__Provided records__.
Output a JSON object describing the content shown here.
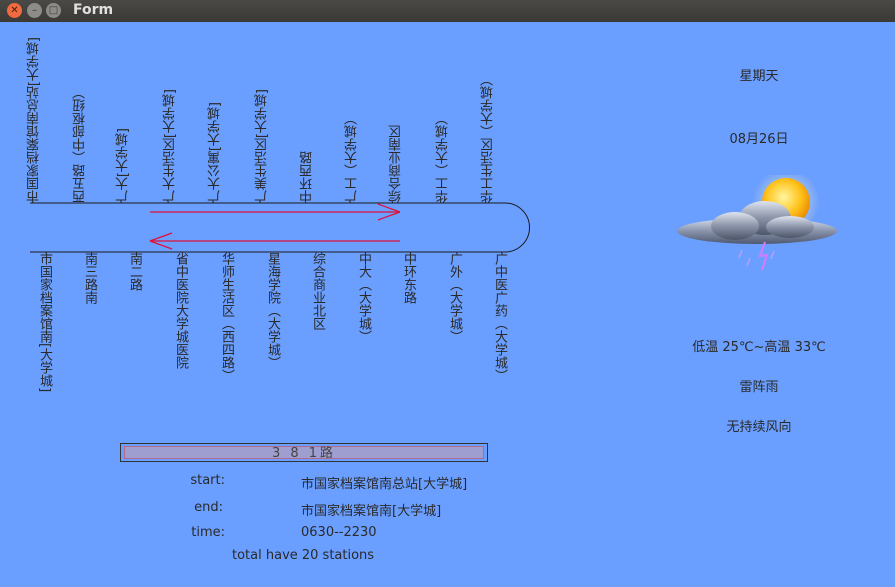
{
  "window": {
    "title": "Form"
  },
  "stations_top": [
    "市国家档案馆南总站[大学城]",
    "西五路（中部枢纽）",
    "广大[大学城]",
    "广大生活区[大学城]",
    "广大公寓[大学城]",
    "广美生活区[大学城]",
    "中环西路",
    "广工（大学城）",
    "综合商业南区",
    "华工（大学城）",
    "华工生活区（大学城）"
  ],
  "stations_bottom": [
    "市国家档案馆南[大学城]",
    "南三路南",
    "南二路",
    "省中医院大学城医院",
    "华师生活区（西四路）",
    "星海学院（大学城）",
    "综合商业北区",
    "中大（大学城）",
    "中环东路",
    "广外（大学城）",
    "广中医广药（大学城）"
  ],
  "weather": {
    "weekday": "星期天",
    "date": "08月26日",
    "temperature": "低温 25℃~高温 33℃",
    "condition": "雷阵雨",
    "wind": "无持续风向",
    "icon": "thunderstorm-sun-icon"
  },
  "route": {
    "name": "3 8 1路",
    "start_label": "start:",
    "start_value": "市国家档案馆南总站[大学城]",
    "end_label": "end:",
    "end_value": "市国家档案馆南[大学城]",
    "time_label": "time:",
    "time_value": "0630--2230",
    "total": "total have 20 stations"
  },
  "colors": {
    "background": "#6a9eff",
    "arrow": "#e0103a"
  }
}
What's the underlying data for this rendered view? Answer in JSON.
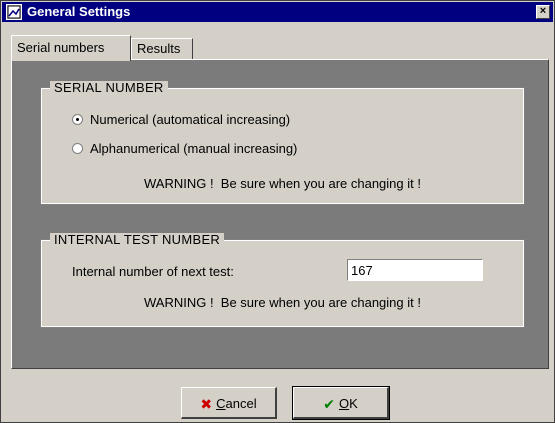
{
  "window": {
    "title": "General Settings",
    "close_symbol": "×"
  },
  "tabs": [
    {
      "label": "Serial numbers",
      "active": true
    },
    {
      "label": "Results",
      "active": false
    }
  ],
  "serial_group": {
    "legend": "SERIAL NUMBER",
    "options": [
      {
        "label": "Numerical (automatical increasing)",
        "selected": true
      },
      {
        "label": "Alphanumerical (manual increasing)",
        "selected": false
      }
    ],
    "warning": "WARNING !  Be sure when you are changing it !"
  },
  "internal_group": {
    "legend": "INTERNAL TEST NUMBER",
    "field_label": "Internal number of next test:",
    "field_value": "167",
    "warning": "WARNING !  Be sure when you are changing it !"
  },
  "buttons": {
    "cancel": {
      "icon": "x-icon",
      "icon_glyph": "✖",
      "accel": "C",
      "rest": "ancel"
    },
    "ok": {
      "icon": "check-icon",
      "icon_glyph": "✔",
      "accel": "O",
      "rest": "K"
    }
  },
  "colors": {
    "title_bar": "#000080",
    "dialog_face": "#d4d0c8",
    "panel_background": "#7b7b7b",
    "cancel_icon": "#cc0000",
    "ok_icon": "#008000"
  }
}
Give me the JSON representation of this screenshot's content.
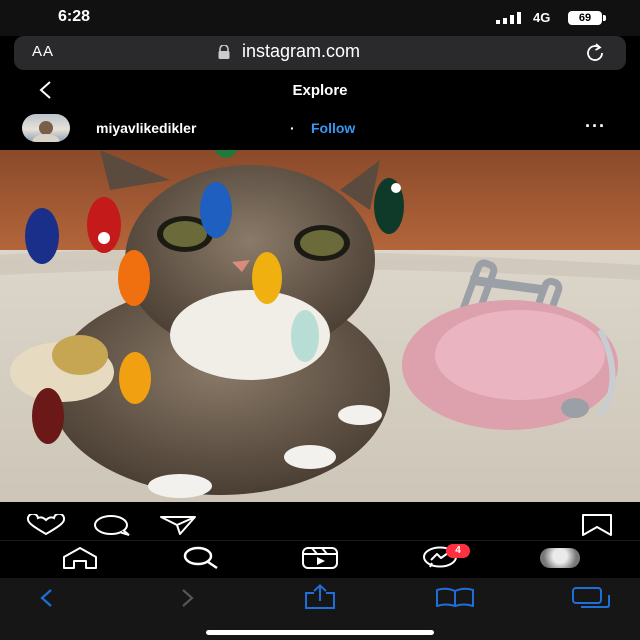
{
  "status": {
    "time": "6:28",
    "network": "4G",
    "battery": "69"
  },
  "browser": {
    "text_size_label": "AA",
    "url": "instagram.com"
  },
  "header": {
    "title": "Explore"
  },
  "post": {
    "username": "miyavlikedikler",
    "separator": "·",
    "follow_label": "Follow",
    "more_label": "···"
  },
  "nav": {
    "notification_count": "4"
  },
  "colors": {
    "accent": "#3897f0",
    "badge": "#ff3040",
    "safari_icon": "#1e6fd9"
  },
  "icons": [
    "signal-icon",
    "lock-icon",
    "reload-icon",
    "back-arrow-icon",
    "heart-icon",
    "comment-icon",
    "share-icon",
    "bookmark-icon",
    "home-icon",
    "search-icon",
    "reels-icon",
    "messenger-icon",
    "safari-back-icon",
    "safari-forward-icon",
    "safari-share-icon",
    "safari-bookmarks-icon",
    "safari-tabs-icon"
  ]
}
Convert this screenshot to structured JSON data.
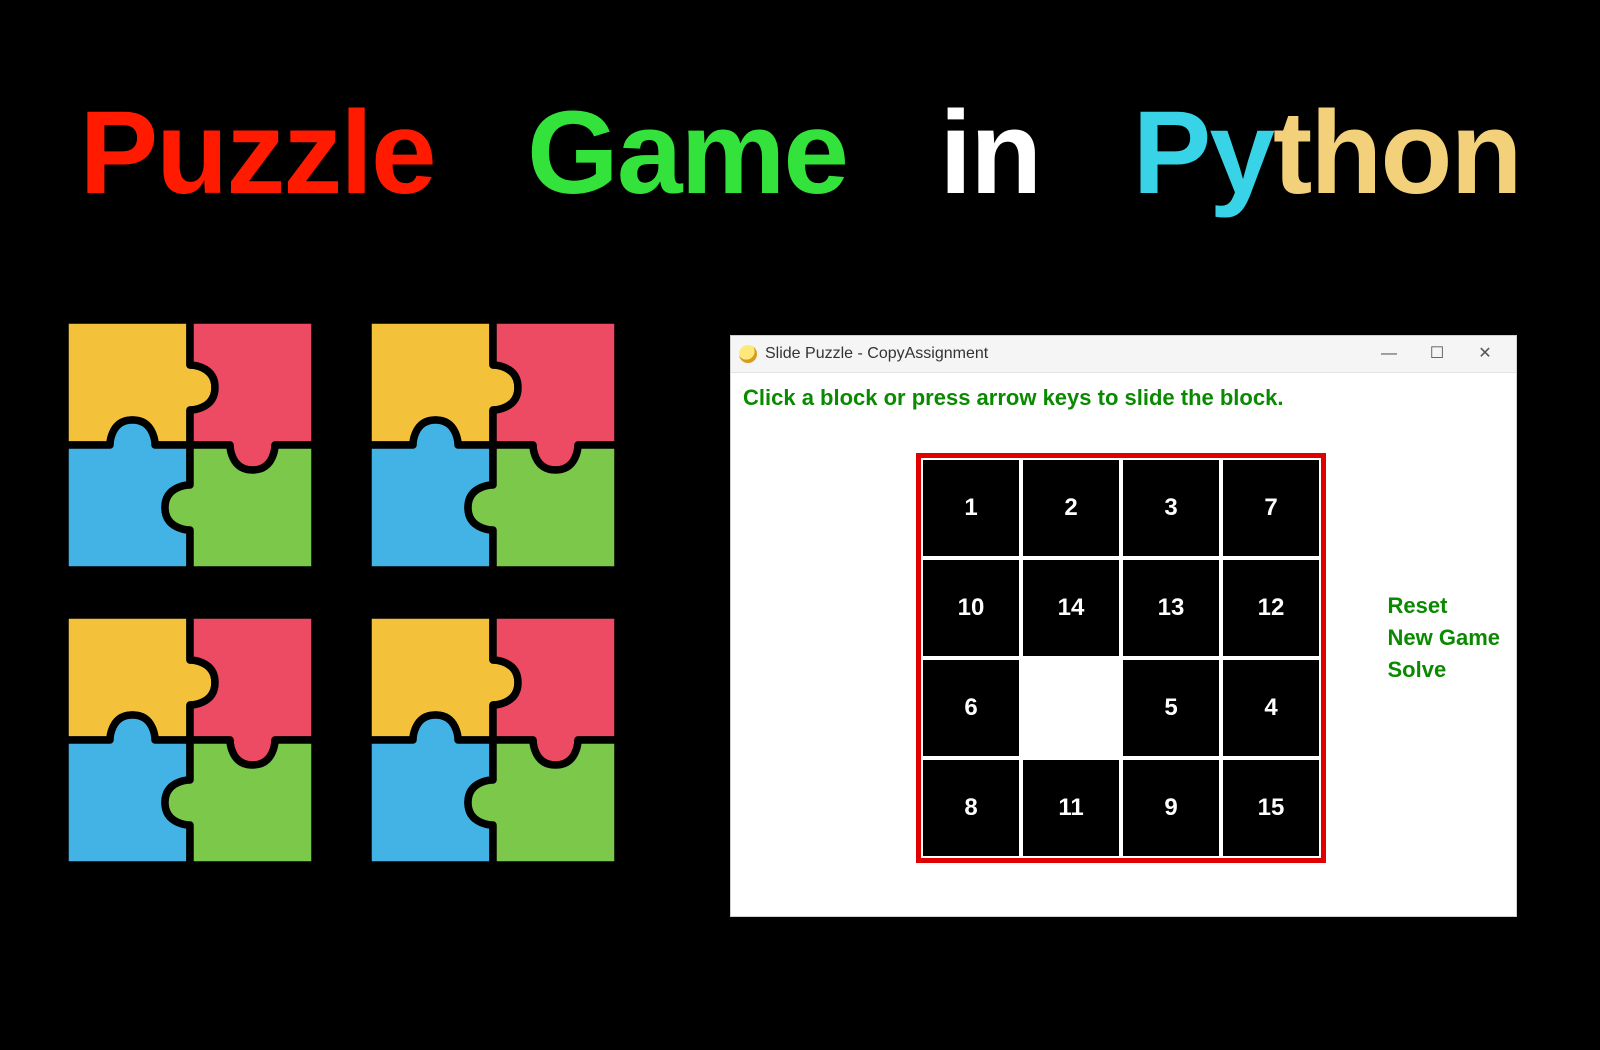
{
  "title": {
    "w1": "Puzzle",
    "w2": "Game",
    "w3": "in",
    "w4a": "Py",
    "w4b": "thon"
  },
  "jigsaw": {
    "colors": {
      "tl": "#f3c23a",
      "tr": "#ec4b63",
      "bl": "#43b3e6",
      "br": "#7cc84b",
      "stroke": "#000000"
    }
  },
  "app": {
    "window_title": "Slide Puzzle - CopyAssignment",
    "instruction": "Click a block or press arrow keys to slide the block.",
    "menu": {
      "reset": "Reset",
      "new_game": "New Game",
      "solve": "Solve"
    },
    "board": [
      [
        "1",
        "2",
        "3",
        "7"
      ],
      [
        "10",
        "14",
        "13",
        "12"
      ],
      [
        "6",
        "",
        "5",
        "4"
      ],
      [
        "8",
        "11",
        "9",
        "15"
      ]
    ]
  }
}
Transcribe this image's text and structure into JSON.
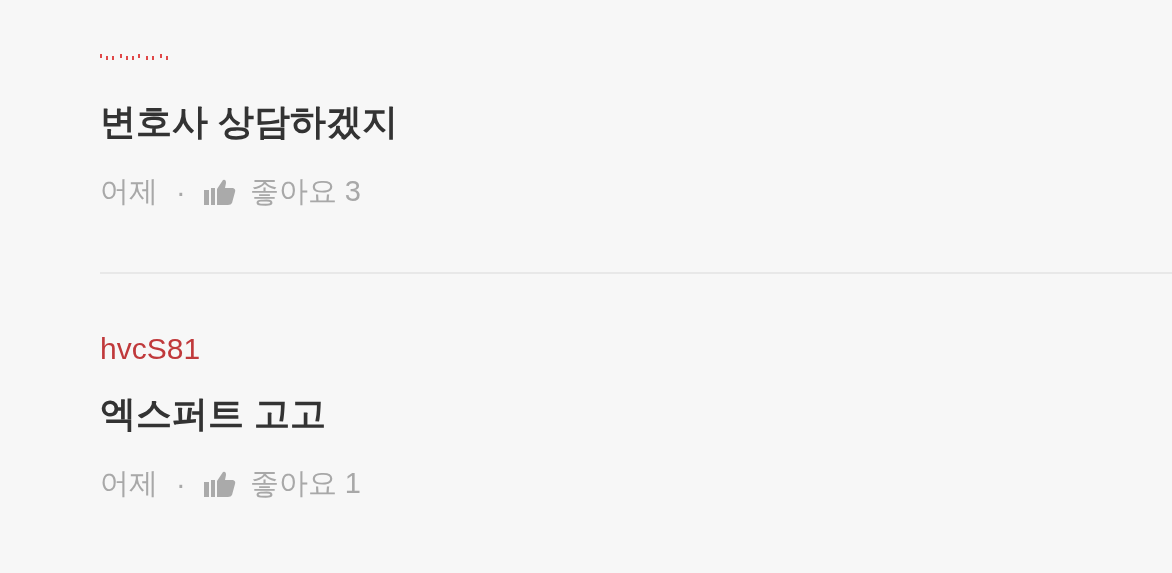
{
  "comments": [
    {
      "kind": "masked",
      "body": "변호사 상담하겠지",
      "time": "어제",
      "separator": "·",
      "likes": "좋아요 3"
    },
    {
      "kind": "named",
      "author": "hvcS81",
      "body": "엑스퍼트 고고",
      "time": "어제",
      "separator": "·",
      "likes": "좋아요 1"
    }
  ]
}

__Stated exercise__. Copy all the lines above that hold the string "arrow".

__Full solution__.
    "arrow": "#e0103a"
    "back-arrow-icon",
    "instruction": "Click a block or press arrow keys to slide the block.",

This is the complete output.